Task prompt:
Pick out each line containing the string "カンマで区切ることで" and copy it.
--------
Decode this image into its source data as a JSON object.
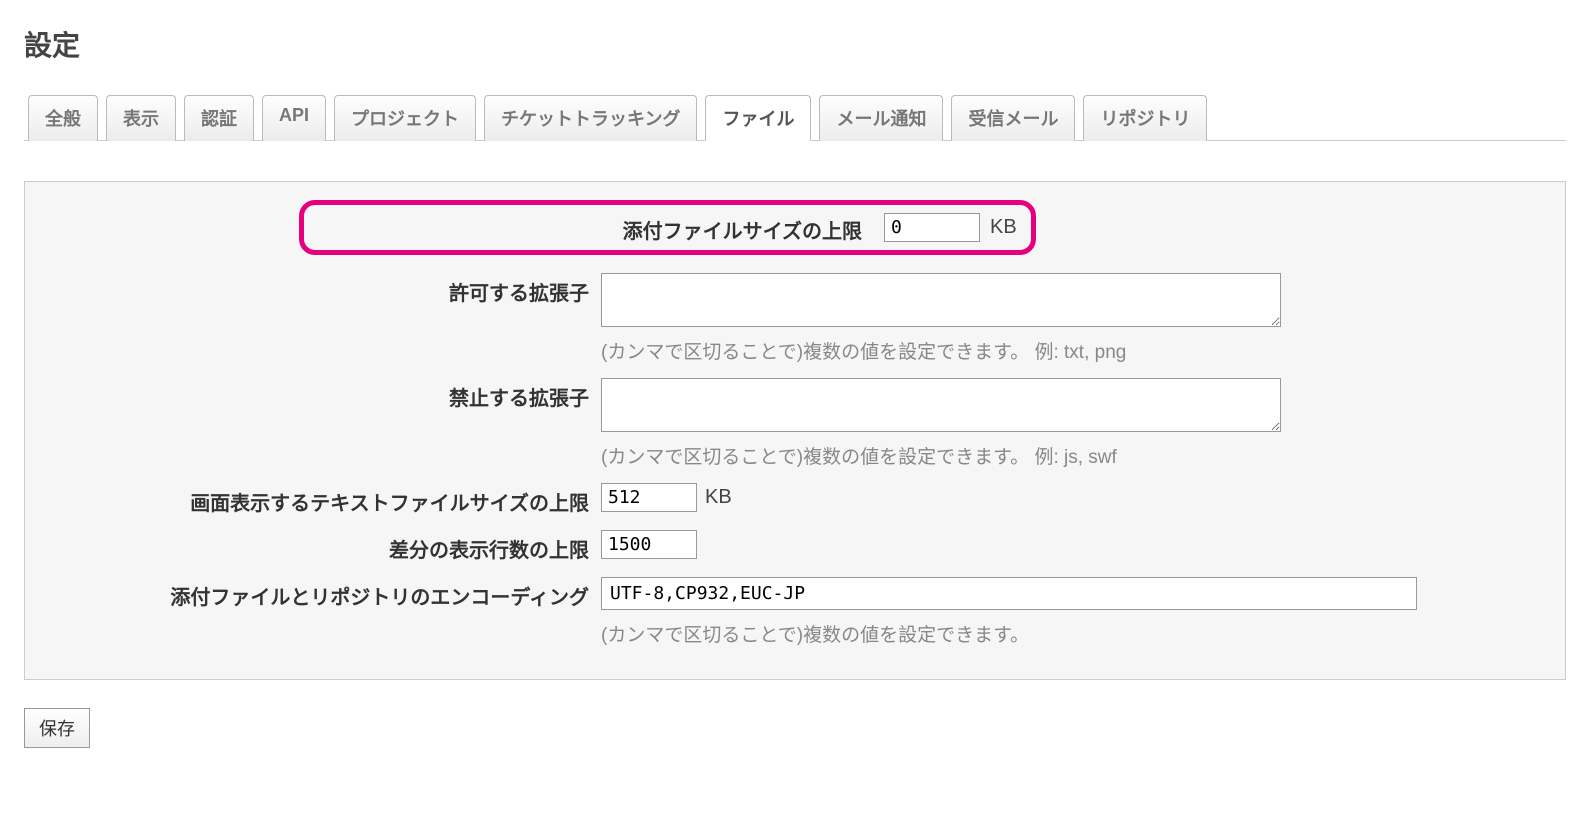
{
  "page_title": "設定",
  "tabs": [
    {
      "label": "全般"
    },
    {
      "label": "表示"
    },
    {
      "label": "認証"
    },
    {
      "label": "API"
    },
    {
      "label": "プロジェクト"
    },
    {
      "label": "チケットトラッキング"
    },
    {
      "label": "ファイル",
      "active": true
    },
    {
      "label": "メール通知"
    },
    {
      "label": "受信メール"
    },
    {
      "label": "リポジトリ"
    }
  ],
  "fields": {
    "max_attachment": {
      "label": "添付ファイルサイズの上限",
      "value": "0",
      "unit": "KB"
    },
    "allowed_ext": {
      "label": "許可する拡張子",
      "value": "",
      "hint": "(カンマで区切ることで)複数の値を設定できます。 例: txt, png"
    },
    "denied_ext": {
      "label": "禁止する拡張子",
      "value": "",
      "hint": "(カンマで区切ることで)複数の値を設定できます。 例: js, swf"
    },
    "max_inline": {
      "label": "画面表示するテキストファイルサイズの上限",
      "value": "512",
      "unit": "KB"
    },
    "max_diff": {
      "label": "差分の表示行数の上限",
      "value": "1500"
    },
    "encodings": {
      "label": "添付ファイルとリポジトリのエンコーディング",
      "value": "UTF-8,CP932,EUC-JP",
      "hint": "(カンマで区切ることで)複数の値を設定できます。"
    }
  },
  "save_button": "保存"
}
--------
Problem solution:
      "hint": "(カンマで区切ることで)複数の値を設定できます。 例: txt, png"
      "hint": "(カンマで区切ることで)複数の値を設定できます。 例: js, swf"
      "hint": "(カンマで区切ることで)複数の値を設定できます。"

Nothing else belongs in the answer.